### Your task
Search the listing below for the string "Shaker" and copy every line where it occurs.

### Listed entries
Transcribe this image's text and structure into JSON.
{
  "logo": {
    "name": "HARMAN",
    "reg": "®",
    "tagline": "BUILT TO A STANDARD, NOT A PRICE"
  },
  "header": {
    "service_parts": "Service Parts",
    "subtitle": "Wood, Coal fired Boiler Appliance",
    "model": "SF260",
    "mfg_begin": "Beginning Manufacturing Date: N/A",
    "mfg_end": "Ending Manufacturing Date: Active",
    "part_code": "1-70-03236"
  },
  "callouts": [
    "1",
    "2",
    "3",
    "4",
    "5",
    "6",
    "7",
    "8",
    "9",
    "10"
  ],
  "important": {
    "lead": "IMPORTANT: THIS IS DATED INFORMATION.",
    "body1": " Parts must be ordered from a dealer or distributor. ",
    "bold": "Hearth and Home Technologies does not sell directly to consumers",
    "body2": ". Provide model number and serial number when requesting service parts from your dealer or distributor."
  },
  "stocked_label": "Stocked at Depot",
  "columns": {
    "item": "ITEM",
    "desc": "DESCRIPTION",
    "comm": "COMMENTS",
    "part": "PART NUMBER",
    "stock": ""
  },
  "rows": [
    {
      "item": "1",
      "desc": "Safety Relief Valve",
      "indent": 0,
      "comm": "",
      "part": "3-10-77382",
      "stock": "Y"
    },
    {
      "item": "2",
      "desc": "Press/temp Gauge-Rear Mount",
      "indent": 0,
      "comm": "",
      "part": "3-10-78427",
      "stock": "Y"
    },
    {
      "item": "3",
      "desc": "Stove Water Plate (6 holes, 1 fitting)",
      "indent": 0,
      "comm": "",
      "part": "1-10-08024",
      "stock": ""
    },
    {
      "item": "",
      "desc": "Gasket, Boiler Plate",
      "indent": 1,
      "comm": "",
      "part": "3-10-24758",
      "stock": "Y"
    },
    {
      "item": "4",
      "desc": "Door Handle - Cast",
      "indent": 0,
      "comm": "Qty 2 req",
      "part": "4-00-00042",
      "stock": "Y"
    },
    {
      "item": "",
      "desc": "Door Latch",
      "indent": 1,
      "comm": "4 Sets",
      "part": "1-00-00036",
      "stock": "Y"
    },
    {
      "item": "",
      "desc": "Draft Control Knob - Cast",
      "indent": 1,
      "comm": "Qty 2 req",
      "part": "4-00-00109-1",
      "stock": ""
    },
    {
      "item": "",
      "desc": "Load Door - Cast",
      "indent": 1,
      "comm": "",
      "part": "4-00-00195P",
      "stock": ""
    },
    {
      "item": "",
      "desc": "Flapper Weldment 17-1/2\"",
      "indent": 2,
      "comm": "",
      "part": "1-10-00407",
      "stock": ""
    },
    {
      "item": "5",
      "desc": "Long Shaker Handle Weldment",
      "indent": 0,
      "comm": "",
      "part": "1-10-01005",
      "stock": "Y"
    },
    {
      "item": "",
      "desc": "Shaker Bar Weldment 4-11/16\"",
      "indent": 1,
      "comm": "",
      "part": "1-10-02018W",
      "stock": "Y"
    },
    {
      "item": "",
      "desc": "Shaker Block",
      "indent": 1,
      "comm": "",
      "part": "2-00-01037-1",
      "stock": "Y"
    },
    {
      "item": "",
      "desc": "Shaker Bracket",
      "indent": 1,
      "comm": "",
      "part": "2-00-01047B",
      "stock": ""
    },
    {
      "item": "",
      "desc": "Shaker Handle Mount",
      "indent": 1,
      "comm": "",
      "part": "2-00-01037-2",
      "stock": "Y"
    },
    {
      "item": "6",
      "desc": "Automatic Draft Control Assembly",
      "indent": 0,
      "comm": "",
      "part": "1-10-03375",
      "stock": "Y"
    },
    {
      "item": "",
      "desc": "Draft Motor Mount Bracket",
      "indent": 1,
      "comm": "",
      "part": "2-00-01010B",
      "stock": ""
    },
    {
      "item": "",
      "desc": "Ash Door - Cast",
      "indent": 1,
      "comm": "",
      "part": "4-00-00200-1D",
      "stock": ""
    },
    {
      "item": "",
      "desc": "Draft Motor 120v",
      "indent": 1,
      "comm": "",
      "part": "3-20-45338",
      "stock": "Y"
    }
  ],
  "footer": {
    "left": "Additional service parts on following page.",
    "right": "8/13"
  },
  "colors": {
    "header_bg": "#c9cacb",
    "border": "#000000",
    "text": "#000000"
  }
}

### Task answer
      "desc": "Long Shaker Handle Weldment",
      "desc": "Shaker Bar Weldment 4-11/16\"",
      "desc": "Shaker Block",
      "desc": "Shaker Bracket",
      "desc": "Shaker Handle Mount",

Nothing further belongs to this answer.